**What you should do**
Return the whole listing exactly as it stands.

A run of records
__________
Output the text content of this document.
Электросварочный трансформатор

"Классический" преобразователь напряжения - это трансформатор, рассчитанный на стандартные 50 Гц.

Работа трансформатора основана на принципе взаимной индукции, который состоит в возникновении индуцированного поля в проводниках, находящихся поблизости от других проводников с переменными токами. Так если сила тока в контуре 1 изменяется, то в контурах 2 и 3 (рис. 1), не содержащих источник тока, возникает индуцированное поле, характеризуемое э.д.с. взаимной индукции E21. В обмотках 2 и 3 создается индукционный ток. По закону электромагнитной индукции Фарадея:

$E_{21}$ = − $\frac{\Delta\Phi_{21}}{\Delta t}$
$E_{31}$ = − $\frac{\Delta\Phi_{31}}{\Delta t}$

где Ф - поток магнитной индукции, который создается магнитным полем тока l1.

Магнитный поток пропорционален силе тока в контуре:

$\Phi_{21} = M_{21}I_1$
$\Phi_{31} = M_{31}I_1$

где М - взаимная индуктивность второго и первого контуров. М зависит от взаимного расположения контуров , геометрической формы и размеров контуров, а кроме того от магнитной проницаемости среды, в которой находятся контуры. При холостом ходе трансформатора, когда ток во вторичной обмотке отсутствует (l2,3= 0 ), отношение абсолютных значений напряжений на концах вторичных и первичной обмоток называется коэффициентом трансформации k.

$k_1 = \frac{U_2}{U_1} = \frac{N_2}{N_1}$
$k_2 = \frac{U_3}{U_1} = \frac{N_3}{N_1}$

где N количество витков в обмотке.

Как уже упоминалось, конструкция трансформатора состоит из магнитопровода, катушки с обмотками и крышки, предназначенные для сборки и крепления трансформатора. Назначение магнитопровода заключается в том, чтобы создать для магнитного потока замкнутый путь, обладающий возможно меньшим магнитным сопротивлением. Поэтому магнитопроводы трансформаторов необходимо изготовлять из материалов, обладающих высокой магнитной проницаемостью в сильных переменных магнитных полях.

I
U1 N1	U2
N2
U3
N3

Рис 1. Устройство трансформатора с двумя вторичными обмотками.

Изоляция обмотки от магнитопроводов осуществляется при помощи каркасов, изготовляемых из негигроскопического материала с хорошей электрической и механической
__________
**Result for this task**
Output the text content of this document.
Электросварочный трансформатор

"Классический" преобразователь напряжения - это трансформатор, рассчитанный на стандартные 50 Гц.

Работа трансформатора основана на принципе взаимной индукции, который состоит в возникновении индуцированного поля в проводниках, находящихся поблизости от других проводников с переменными токами. Так если сила тока в контуре 1 изменяется, то в контурах 2 и 3 (рис. 1), не содержащих источник тока, возникает индуцированное поле, характеризуемое э.д.с. взаимной индукции E21. В обмотках 2 и 3 создается индукционный ток. По закону электромагнитной индукции Фарадея:

$E_{21}$ = − $\frac{\Delta\Phi_{21}}{\Delta t}$
$E_{31}$ = − $\frac{\Delta\Phi_{31}}{\Delta t}$

где Ф - поток магнитной индукции, который создается магнитным полем тока l1.

Магнитный поток пропорционален силе тока в контуре:

$\Phi_{21} = M_{21}I_1$
$\Phi_{31} = M_{31}I_1$

где М - взаимная индуктивность второго и первого контуров. М зависит от взаимного расположения контуров , геометрической формы и размеров контуров, а кроме того от магнитной проницаемости среды, в которой находятся контуры. При холостом ходе трансформатора, когда ток во вторичной обмотке отсутствует (l2,3= 0 ), отношение абсолютных значений напряжений на концах вторичных и первичной обмоток называется коэффициентом трансформации k.

$k_1 = \frac{U_2}{U_1} = \frac{N_2}{N_1}$
$k_2 = \frac{U_3}{U_1} = \frac{N_3}{N_1}$

где N количество витков в обмотке.

Как уже упоминалось, конструкция трансформатора состоит из магнитопровода, катушки с обмотками и крышки, предназначенные для сборки и крепления трансформатора. Назначение магнитопровода заключается в том, чтобы создать для магнитного потока замкнутый путь, обладающий возможно меньшим магнитным сопротивлением. Поэтому магнитопроводы трансформаторов необходимо изготовлять из материалов, обладающих высокой магнитной проницаемостью в сильных переменных магнитных полях.

I
U1 N1	U2
N2
U3
N3

Рис 1. Устройство трансформатора с двумя вторичными обмотками.

Изоляция обмотки от магнитопроводов осуществляется при помощи каркасов, изготовляемых из негигроскопического материала с хорошей электрической и механической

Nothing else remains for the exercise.